- **WORK TO COMPLETE**
Only the lines from the one with "Give me a plain-text" to the end of the data below should be given again, exactly, with both ends included and pictures omitted.

- **Stored records**
####

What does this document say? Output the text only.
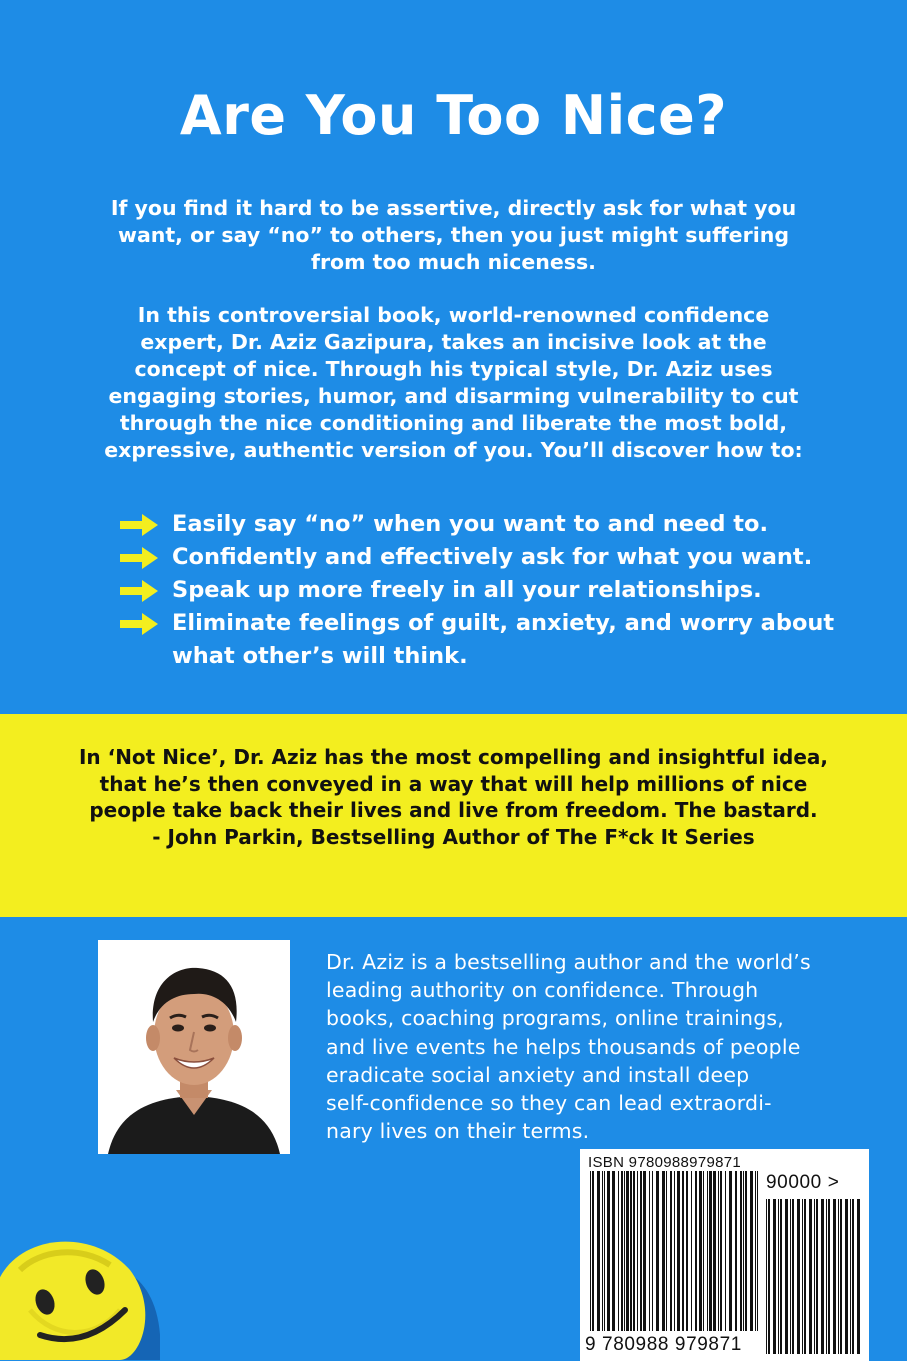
Are You Too Nice?
If you find it hard to be assertive, directly ask for what you want, or say “no” to others, then you just might suffering from too much niceness.
In this controversial book, world-renowned confidence expert, Dr. Aziz Gazipura, takes an incisive look at the concept of nice. Through his typical style, Dr. Aziz uses engaging stories, humor, and disarming vulnerability to cut through the nice conditioning and liberate the most bold, expressive, authentic version of you. You’ll discover how to:
Easily say “no” when you want to and need to.
Confidently and effectively ask for what you want.
Speak up more freely in all your relationships.
Eliminate feelings of guilt, anxiety, and worry about what other’s will think.
In ‘Not Nice’, Dr. Aziz has the most compelling and insightful idea,
that he’s then conveyed in a way that will help millions of nice
people take back their lives and live from freedom. The bastard.
- John Parkin, Bestselling Author of The F*ck It Series
Dr. Aziz is a bestselling author and the world’s
leading authority on confidence. Through
books, coaching programs, online trainings,
and live events he helps thousands of people
eradicate social anxiety and install deep
self-confidence so they can lead extraordi-
nary lives on their terms.
ISBN 9780988979871
90000 >
9 780988 979871
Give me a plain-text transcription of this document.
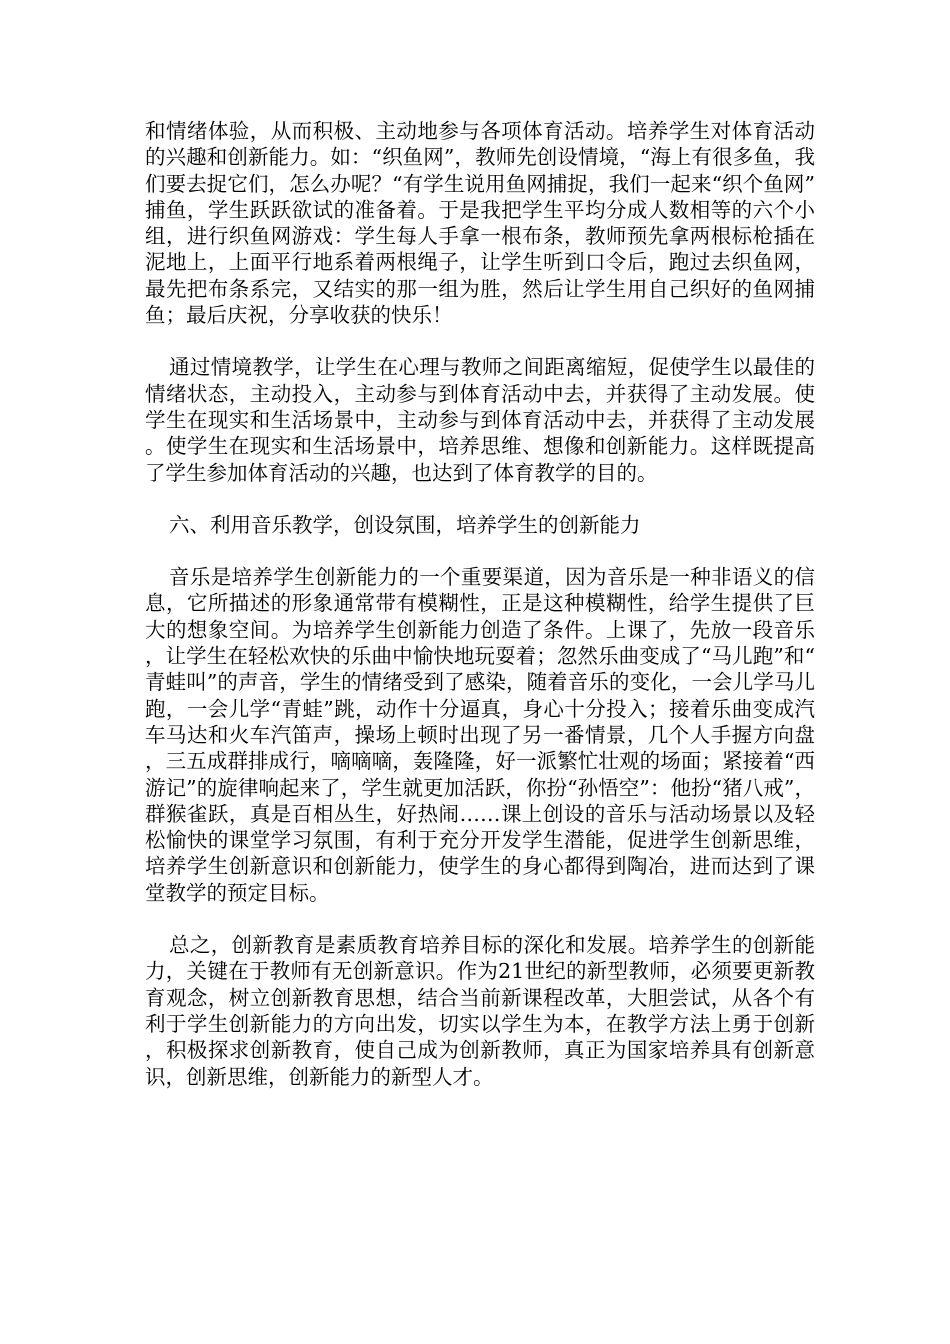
和情绪体验，从而积极、主动地参与各项体育活动。培养学生对体育活动的兴趣和创新能力。如：“织鱼网”，教师先创设情境，“海上有很多鱼，我们要去捉它们，怎么办呢？“有学生说用鱼网捕捉，我们一起来“织个鱼网”捕鱼，学生跃跃欲试的准备着。于是我把学生平均分成人数相等的六个小组，进行织鱼网游戏：学生每人手拿一根布条，教师预先拿两根标枪插在泥地上，上面平行地系着两根绳子，让学生听到口令后，跑过去织鱼网，最先把布条系完，又结实的那一组为胜，然后让学生用自己织好的鱼网捕鱼；最后庆祝，分享收获的快乐！

通过情境教学，让学生在心理与教师之间距离缩短，促使学生以最佳的情绪状态，主动投入，主动参与到体育活动中去，并获得了主动发展。使学生在现实和生活场景中，主动参与到体育活动中去，并获得了主动发展。使学生在现实和生活场景中，培养思维、想像和创新能力。这样既提高了学生参加体育活动的兴趣，也达到了体育教学的目的。

六、利用音乐教学，创设氛围，培养学生的创新能力

音乐是培养学生创新能力的一个重要渠道，因为音乐是一种非语义的信息，它所描述的形象通常带有模糊性，正是这种模糊性，给学生提供了巨大的想象空间。为培养学生创新能力创造了条件。上课了，先放一段音乐，让学生在轻松欢快的乐曲中愉快地玩耍着；忽然乐曲变成了“马儿跑”和“青蛙叫”的声音，学生的情绪受到了感染，随着音乐的变化，一会儿学马儿跑，一会儿学“青蛙”跳，动作十分逼真，身心十分投入；接着乐曲变成汽车马达和火车汽笛声，操场上顿时出现了另一番情景，几个人手握方向盘，三五成群排成行，嘀嘀嘀，轰隆隆，好一派繁忙壮观的场面；紧接着“西游记”的旋律响起来了，学生就更加活跃，你扮“孙悟空”：他扮“猪八戒”，群猴雀跃，真是百相丛生，好热闹……课上创设的音乐与活动场景以及轻松愉快的课堂学习氛围，有利于充分开发学生潜能，促进学生创新思维，培养学生创新意识和创新能力，使学生的身心都得到陶冶，进而达到了课堂教学的预定目标。

总之，创新教育是素质教育培养目标的深化和发展。培养学生的创新能力，关键在于教师有无创新意识。作为21世纪的新型教师，必须要更新教育观念，树立创新教育思想，结合当前新课程改革，大胆尝试，从各个有利于学生创新能力的方向出发，切实以学生为本，在教学方法上勇于创新，积极探求创新教育，使自己成为创新教师，真正为国家培养具有创新意识，创新思维，创新能力的新型人才。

####

- **COMPLETED TASK**
Give me a plain-text transcription of this document.
和情绪体验，从而积极、主动地参与各项体育活动。培养学生对体育活动的兴趣和创新能力。如：“织鱼网”，教师先创设情境，“海上有很多鱼，我们要去捉它们，怎么办呢？“有学生说用鱼网捕捉，我们一起来“织个鱼网”捕鱼，学生跃跃欲试的准备着。于是我把学生平均分成人数相等的六个小组，进行织鱼网游戏：学生每人手拿一根布条，教师预先拿两根标枪插在泥地上，上面平行地系着两根绳子，让学生听到口令后，跑过去织鱼网，最先把布条系完，又结实的那一组为胜，然后让学生用自己织好的鱼网捕鱼；最后庆祝，分享收获的快乐！

通过情境教学，让学生在心理与教师之间距离缩短，促使学生以最佳的情绪状态，主动投入，主动参与到体育活动中去，并获得了主动发展。使学生在现实和生活场景中，主动参与到体育活动中去，并获得了主动发展。使学生在现实和生活场景中，培养思维、想像和创新能力。这样既提高了学生参加体育活动的兴趣，也达到了体育教学的目的。

六、利用音乐教学，创设氛围，培养学生的创新能力

音乐是培养学生创新能力的一个重要渠道，因为音乐是一种非语义的信息，它所描述的形象通常带有模糊性，正是这种模糊性，给学生提供了巨大的想象空间。为培养学生创新能力创造了条件。上课了，先放一段音乐，让学生在轻松欢快的乐曲中愉快地玩耍着；忽然乐曲变成了“马儿跑”和“青蛙叫”的声音，学生的情绪受到了感染，随着音乐的变化，一会儿学马儿跑，一会儿学“青蛙”跳，动作十分逼真，身心十分投入；接着乐曲变成汽车马达和火车汽笛声，操场上顿时出现了另一番情景，几个人手握方向盘，三五成群排成行，嘀嘀嘀，轰隆隆，好一派繁忙壮观的场面；紧接着“西游记”的旋律响起来了，学生就更加活跃，你扮“孙悟空”：他扮“猪八戒”，群猴雀跃，真是百相丛生，好热闹……课上创设的音乐与活动场景以及轻松愉快的课堂学习氛围，有利于充分开发学生潜能，促进学生创新思维，培养学生创新意识和创新能力，使学生的身心都得到陶冶，进而达到了课堂教学的预定目标。

总之，创新教育是素质教育培养目标的深化和发展。培养学生的创新能力，关键在于教师有无创新意识。作为21世纪的新型教师，必须要更新教育观念，树立创新教育思想，结合当前新课程改革，大胆尝试，从各个有利于学生创新能力的方向出发，切实以学生为本，在教学方法上勇于创新，积极探求创新教育，使自己成为创新教师，真正为国家培养具有创新意识，创新思维，创新能力的新型人才。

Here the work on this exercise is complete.